Reproduce the records below exactly, leaving out any pictures.
___ Data ___
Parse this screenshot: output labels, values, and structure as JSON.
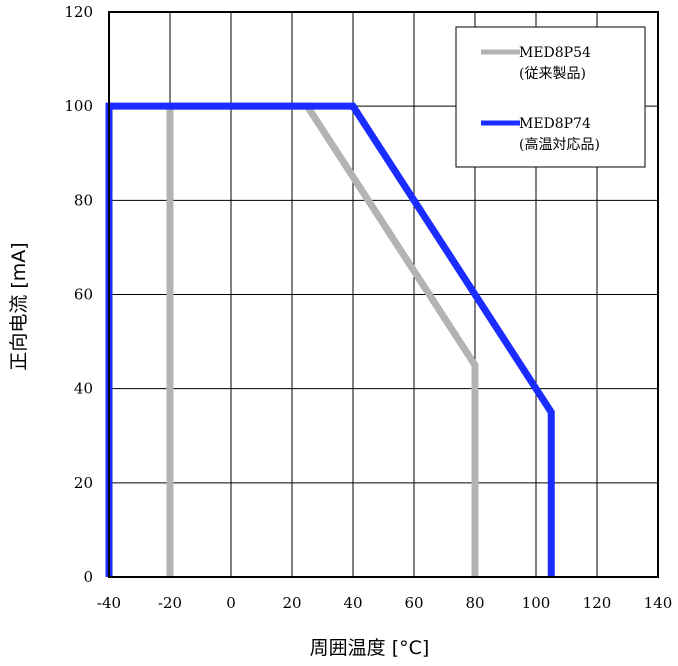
{
  "chart_data": {
    "type": "line",
    "xlabel": "周囲温度 [°C]",
    "ylabel": "正向电流 [mA]",
    "xlim": [
      -40,
      140
    ],
    "ylim": [
      0,
      120
    ],
    "xticks": [
      -40,
      -20,
      0,
      20,
      40,
      60,
      80,
      100,
      120,
      140
    ],
    "yticks": [
      0,
      20,
      40,
      60,
      80,
      100,
      120
    ],
    "xtick_labels": [
      "-40",
      "-20",
      "0",
      "20",
      "40",
      "60",
      "80",
      "100",
      "120",
      "140"
    ],
    "ytick_labels": [
      "0",
      "20",
      "40",
      "60",
      "80",
      "100",
      "120"
    ],
    "grid": true,
    "legend_position": "top-right",
    "series": [
      {
        "name": "MED8P54",
        "subtitle": "(従来製品)",
        "color": "#b3b3b3",
        "x": [
          -20,
          -20,
          25,
          80,
          80
        ],
        "y": [
          0,
          100,
          100,
          45,
          0
        ]
      },
      {
        "name": "MED8P74",
        "subtitle": "(高温対応品)",
        "color": "#1a2cff",
        "x": [
          -40,
          -40,
          40,
          105,
          105
        ],
        "y": [
          0,
          100,
          100,
          35,
          0
        ]
      }
    ]
  }
}
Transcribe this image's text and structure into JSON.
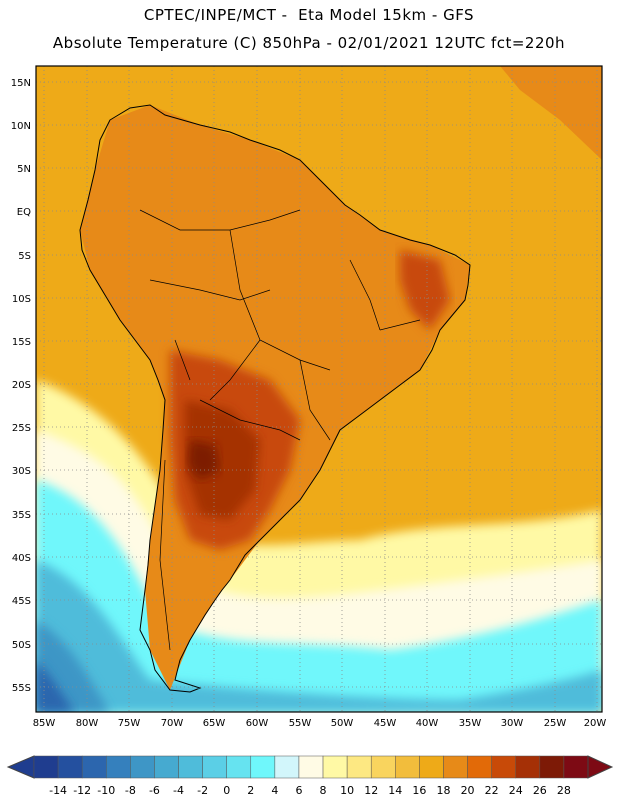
{
  "header": {
    "line1": "CPTEC/INPE/MCT -  Eta Model 15km - GFS",
    "line2": "Absolute Temperature (C) 850hPa - 02/01/2021 12UTC fct=220h"
  },
  "axes": {
    "lat_labels": [
      "15N",
      "10N",
      "5N",
      "EQ",
      "5S",
      "10S",
      "15S",
      "20S",
      "25S",
      "30S",
      "35S",
      "40S",
      "45S",
      "50S",
      "55S"
    ],
    "lon_labels": [
      "85W",
      "80W",
      "75W",
      "70W",
      "65W",
      "60W",
      "55W",
      "50W",
      "45W",
      "40W",
      "35W",
      "30W",
      "25W",
      "20W"
    ]
  },
  "colorbar": {
    "ticks": [
      "-14",
      "-12",
      "-10",
      "-8",
      "-6",
      "-4",
      "-2",
      "0",
      "2",
      "4",
      "6",
      "8",
      "10",
      "12",
      "14",
      "16",
      "18",
      "20",
      "22",
      "24",
      "26",
      "28"
    ],
    "colors": [
      "#1f3d8f",
      "#24509f",
      "#2c66ae",
      "#3580bd",
      "#3e96c6",
      "#46aad0",
      "#4fbcda",
      "#5bcfe6",
      "#66e3f0",
      "#6ff7fb",
      "#d2f6fb",
      "#fffbe5",
      "#fff9a5",
      "#fde882",
      "#f9d45e",
      "#f2bd3c",
      "#eeaa18",
      "#e78a18",
      "#e26a08",
      "#c84a08",
      "#a53006",
      "#7d1a06",
      "#7d0a14"
    ]
  },
  "map_colors": {
    "ocean": "#eeaa18",
    "land_warm": "#e78a18",
    "hot": "#c84a08",
    "very_hot": "#a53006",
    "peak": "#7d1a06",
    "cool": "#fff9a5",
    "pale": "#fffbe5",
    "cold1": "#6ff7fb",
    "cold2": "#4fbcda",
    "cold3": "#3e96c6",
    "cold4": "#2c66ae"
  }
}
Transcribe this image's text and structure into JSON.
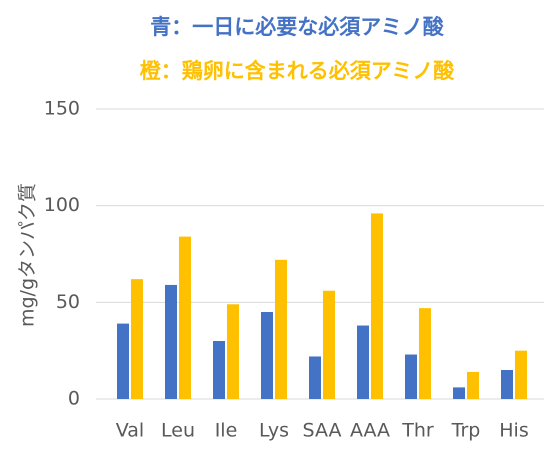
{
  "chart_data": {
    "type": "bar",
    "title": "青：一日に必要な必須アミノ酸",
    "subtitle": "橙：鶏卵に含まれる必須アミノ酸",
    "title_color": "#4472c4",
    "subtitle_color": "#ffc000",
    "y_label": "mg/gタンパク質",
    "categories": [
      "Val",
      "Leu",
      "Ile",
      "Lys",
      "SAA",
      "AAA",
      "Thr",
      "Trp",
      "His"
    ],
    "series": [
      {
        "color": "#4472c4",
        "values": [
          39,
          59,
          30,
          45,
          22,
          38,
          23,
          6,
          15
        ]
      },
      {
        "color": "#ffc000",
        "values": [
          62,
          84,
          49,
          72,
          56,
          96,
          47,
          14,
          25
        ]
      }
    ],
    "ylim": [
      0,
      150
    ],
    "yticks": [
      0,
      50,
      100,
      150
    ],
    "grid": true
  }
}
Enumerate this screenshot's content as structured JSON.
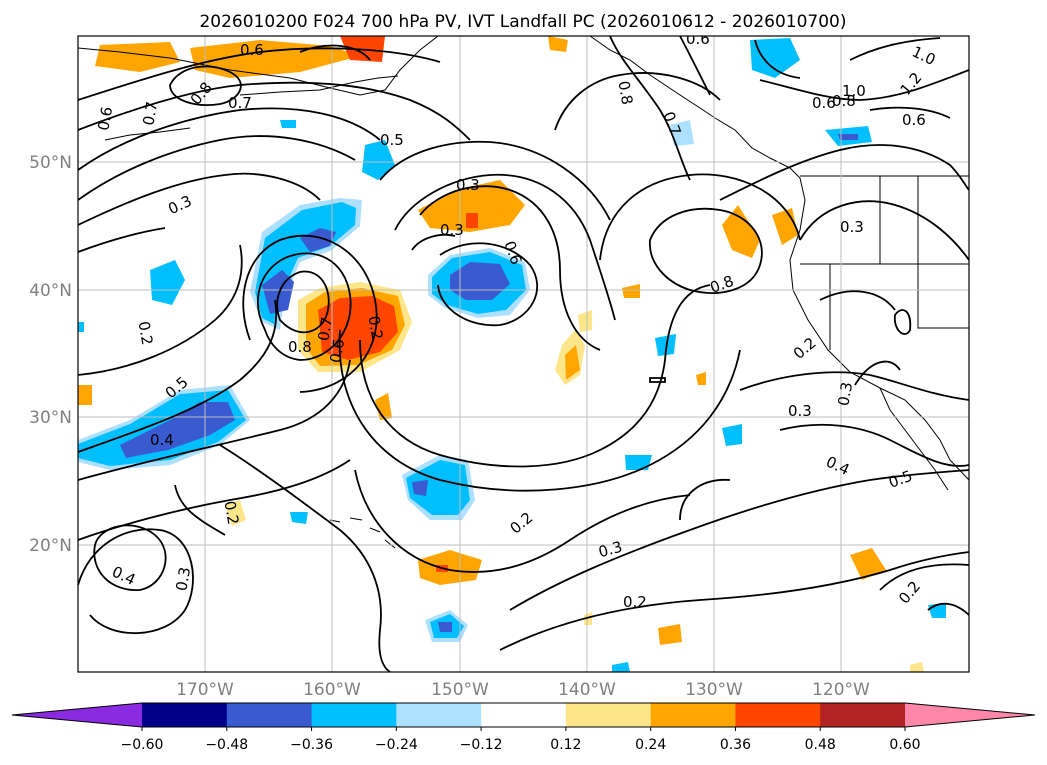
___
Finished answer:
Parse this screenshot: output labels, values, and structure as JSON.
{
  "chart_data": {
    "type": "line",
    "xlabel": "周囲温度 [°C]",
    "ylabel": "正向电流 [mA]",
    "xlim": [
      -40,
      140
    ],
    "ylim": [
      0,
      120
    ],
    "xticks": [
      -40,
      -20,
      0,
      20,
      40,
      60,
      80,
      100,
      120,
      140
    ],
    "yticks": [
      0,
      20,
      40,
      60,
      80,
      100,
      120
    ],
    "xtick_labels": [
      "-40",
      "-20",
      "0",
      "20",
      "40",
      "60",
      "80",
      "100",
      "120",
      "140"
    ],
    "ytick_labels": [
      "0",
      "20",
      "40",
      "60",
      "80",
      "100",
      "120"
    ],
    "grid": true,
    "legend_position": "top-right",
    "series": [
      {
        "name": "MED8P54",
        "subtitle": "(従来製品)",
        "color": "#b3b3b3",
        "x": [
          -20,
          -20,
          25,
          80,
          80
        ],
        "y": [
          0,
          100,
          100,
          45,
          0
        ]
      },
      {
        "name": "MED8P74",
        "subtitle": "(高温対応品)",
        "color": "#1a2cff",
        "x": [
          -40,
          -40,
          40,
          105,
          105
        ],
        "y": [
          0,
          100,
          100,
          35,
          0
        ]
      }
    ]
  }
}
Transcribe this image's text and structure into JSON.
{
  "header": {
    "line1": "CPTEC/INPE/MCT -  Eta Model 15km - GFS",
    "line2": "Absolute Temperature (C) 850hPa - 02/01/2021 12UTC fct=220h"
  },
  "axes": {
    "lat_labels": [
      "15N",
      "10N",
      "5N",
      "EQ",
      "5S",
      "10S",
      "15S",
      "20S",
      "25S",
      "30S",
      "35S",
      "40S",
      "45S",
      "50S",
      "55S"
    ],
    "lon_labels": [
      "85W",
      "80W",
      "75W",
      "70W",
      "65W",
      "60W",
      "55W",
      "50W",
      "45W",
      "40W",
      "35W",
      "30W",
      "25W",
      "20W"
    ]
  },
  "colorbar": {
    "ticks": [
      "-14",
      "-12",
      "-10",
      "-8",
      "-6",
      "-4",
      "-2",
      "0",
      "2",
      "4",
      "6",
      "8",
      "10",
      "12",
      "14",
      "16",
      "18",
      "20",
      "22",
      "24",
      "26",
      "28"
    ],
    "colors": [
      "#1f3d8f",
      "#24509f",
      "#2c66ae",
      "#3580bd",
      "#3e96c6",
      "#46aad0",
      "#4fbcda",
      "#5bcfe6",
      "#66e3f0",
      "#6ff7fb",
      "#d2f6fb",
      "#fffbe5",
      "#fff9a5",
      "#fde882",
      "#f9d45e",
      "#f2bd3c",
      "#eeaa18",
      "#e78a18",
      "#e26a08",
      "#c84a08",
      "#a53006",
      "#7d1a06",
      "#7d0a14"
    ]
  },
  "map_colors": {
    "ocean": "#eeaa18",
    "land_warm": "#e78a18",
    "hot": "#c84a08",
    "very_hot": "#a53006",
    "peak": "#7d1a06",
    "cool": "#fff9a5",
    "pale": "#fffbe5",
    "cold1": "#6ff7fb",
    "cold2": "#4fbcda",
    "cold3": "#3e96c6",
    "cold4": "#2c66ae"
  }
}
Transcribe this image's text and structure into JSON.
{
  "chart_data": {
    "type": "bar",
    "title": "青：一日に必要な必須アミノ酸",
    "subtitle": "橙：鶏卵に含まれる必須アミノ酸",
    "title_color": "#4472c4",
    "subtitle_color": "#ffc000",
    "y_label": "mg/gタンパク質",
    "categories": [
      "Val",
      "Leu",
      "Ile",
      "Lys",
      "SAA",
      "AAA",
      "Thr",
      "Trp",
      "His"
    ],
    "series": [
      {
        "color": "#4472c4",
        "values": [
          39,
          59,
          30,
          45,
          22,
          38,
          23,
          6,
          15
        ]
      },
      {
        "color": "#ffc000",
        "values": [
          62,
          84,
          49,
          72,
          56,
          96,
          47,
          14,
          25
        ]
      }
    ],
    "ylim": [
      0,
      150
    ],
    "yticks": [
      0,
      50,
      100,
      150
    ],
    "grid": true
  }
}
Enumerate this screenshot's content as structured JSON.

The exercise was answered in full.